Your task:
In the listing below, identify each line with the word "классифицировано" and return those lines.

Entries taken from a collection

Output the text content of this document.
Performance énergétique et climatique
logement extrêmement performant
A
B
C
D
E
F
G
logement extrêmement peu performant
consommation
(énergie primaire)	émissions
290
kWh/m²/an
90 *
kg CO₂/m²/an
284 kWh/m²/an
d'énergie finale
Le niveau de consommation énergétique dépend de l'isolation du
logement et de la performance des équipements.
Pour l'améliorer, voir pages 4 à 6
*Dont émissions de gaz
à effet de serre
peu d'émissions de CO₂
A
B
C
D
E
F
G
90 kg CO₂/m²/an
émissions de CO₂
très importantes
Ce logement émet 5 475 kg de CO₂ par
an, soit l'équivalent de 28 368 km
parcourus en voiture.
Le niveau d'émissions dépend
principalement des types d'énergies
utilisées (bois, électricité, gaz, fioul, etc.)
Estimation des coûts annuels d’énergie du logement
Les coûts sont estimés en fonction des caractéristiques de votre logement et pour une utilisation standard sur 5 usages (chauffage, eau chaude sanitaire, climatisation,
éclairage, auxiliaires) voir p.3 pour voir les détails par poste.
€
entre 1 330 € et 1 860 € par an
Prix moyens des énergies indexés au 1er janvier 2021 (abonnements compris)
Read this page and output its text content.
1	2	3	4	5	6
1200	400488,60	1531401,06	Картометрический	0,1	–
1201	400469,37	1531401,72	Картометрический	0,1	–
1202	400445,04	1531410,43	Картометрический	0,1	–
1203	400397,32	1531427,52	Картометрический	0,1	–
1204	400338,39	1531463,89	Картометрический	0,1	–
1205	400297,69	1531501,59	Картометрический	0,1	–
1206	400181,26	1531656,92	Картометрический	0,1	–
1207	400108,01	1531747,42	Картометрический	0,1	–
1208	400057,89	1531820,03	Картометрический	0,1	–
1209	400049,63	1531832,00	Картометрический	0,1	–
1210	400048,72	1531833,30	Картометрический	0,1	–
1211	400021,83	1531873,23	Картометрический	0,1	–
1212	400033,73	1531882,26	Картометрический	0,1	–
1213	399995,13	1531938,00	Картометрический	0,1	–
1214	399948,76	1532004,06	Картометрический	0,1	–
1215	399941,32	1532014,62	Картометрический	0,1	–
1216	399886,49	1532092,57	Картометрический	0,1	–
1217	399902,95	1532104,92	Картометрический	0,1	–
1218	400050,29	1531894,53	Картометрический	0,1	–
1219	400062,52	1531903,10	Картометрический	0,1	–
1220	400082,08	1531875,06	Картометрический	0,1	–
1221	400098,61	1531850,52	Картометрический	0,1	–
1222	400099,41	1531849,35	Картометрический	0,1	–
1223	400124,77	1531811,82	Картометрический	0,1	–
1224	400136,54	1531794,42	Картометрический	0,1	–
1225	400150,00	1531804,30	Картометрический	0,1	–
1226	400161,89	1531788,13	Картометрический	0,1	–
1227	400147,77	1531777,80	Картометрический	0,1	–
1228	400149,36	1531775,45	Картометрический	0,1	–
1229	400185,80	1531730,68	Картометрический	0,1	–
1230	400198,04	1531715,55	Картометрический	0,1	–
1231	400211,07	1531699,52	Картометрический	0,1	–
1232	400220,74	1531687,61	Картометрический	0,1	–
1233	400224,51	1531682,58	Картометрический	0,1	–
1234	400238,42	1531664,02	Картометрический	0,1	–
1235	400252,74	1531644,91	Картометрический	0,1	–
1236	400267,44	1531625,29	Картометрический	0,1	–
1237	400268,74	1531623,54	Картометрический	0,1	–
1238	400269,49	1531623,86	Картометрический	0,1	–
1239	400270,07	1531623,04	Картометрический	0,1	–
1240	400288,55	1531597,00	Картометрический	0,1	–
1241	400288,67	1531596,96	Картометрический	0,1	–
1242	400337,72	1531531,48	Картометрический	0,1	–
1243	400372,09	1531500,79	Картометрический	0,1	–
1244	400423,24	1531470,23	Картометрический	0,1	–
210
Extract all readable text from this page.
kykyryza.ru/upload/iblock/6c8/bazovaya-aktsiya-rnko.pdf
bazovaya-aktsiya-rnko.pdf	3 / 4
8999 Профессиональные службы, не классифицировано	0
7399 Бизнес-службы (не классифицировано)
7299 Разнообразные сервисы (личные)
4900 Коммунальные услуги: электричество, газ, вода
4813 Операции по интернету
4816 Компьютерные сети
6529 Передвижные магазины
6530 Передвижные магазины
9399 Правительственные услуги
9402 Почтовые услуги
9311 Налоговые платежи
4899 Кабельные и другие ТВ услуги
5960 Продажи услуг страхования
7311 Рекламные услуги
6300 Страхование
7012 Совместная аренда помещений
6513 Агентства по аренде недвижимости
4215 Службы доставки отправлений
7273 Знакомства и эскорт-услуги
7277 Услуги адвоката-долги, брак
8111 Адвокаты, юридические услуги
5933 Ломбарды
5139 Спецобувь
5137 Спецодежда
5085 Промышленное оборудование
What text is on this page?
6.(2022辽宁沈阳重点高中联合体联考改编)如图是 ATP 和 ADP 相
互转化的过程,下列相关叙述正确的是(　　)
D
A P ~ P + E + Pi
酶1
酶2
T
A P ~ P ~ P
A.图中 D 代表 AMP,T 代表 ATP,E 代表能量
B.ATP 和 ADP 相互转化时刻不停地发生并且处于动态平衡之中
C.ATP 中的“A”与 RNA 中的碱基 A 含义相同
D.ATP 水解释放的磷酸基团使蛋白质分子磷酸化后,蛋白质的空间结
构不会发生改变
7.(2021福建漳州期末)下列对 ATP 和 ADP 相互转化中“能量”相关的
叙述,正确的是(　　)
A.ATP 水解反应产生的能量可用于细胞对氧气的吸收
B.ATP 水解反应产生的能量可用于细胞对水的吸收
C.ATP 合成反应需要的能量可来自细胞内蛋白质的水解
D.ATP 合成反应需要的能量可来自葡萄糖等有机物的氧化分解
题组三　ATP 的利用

Solution below:
8999 Профессиональные службы, не классифицировано	0
7399 Бизнес-службы (не классифицировано)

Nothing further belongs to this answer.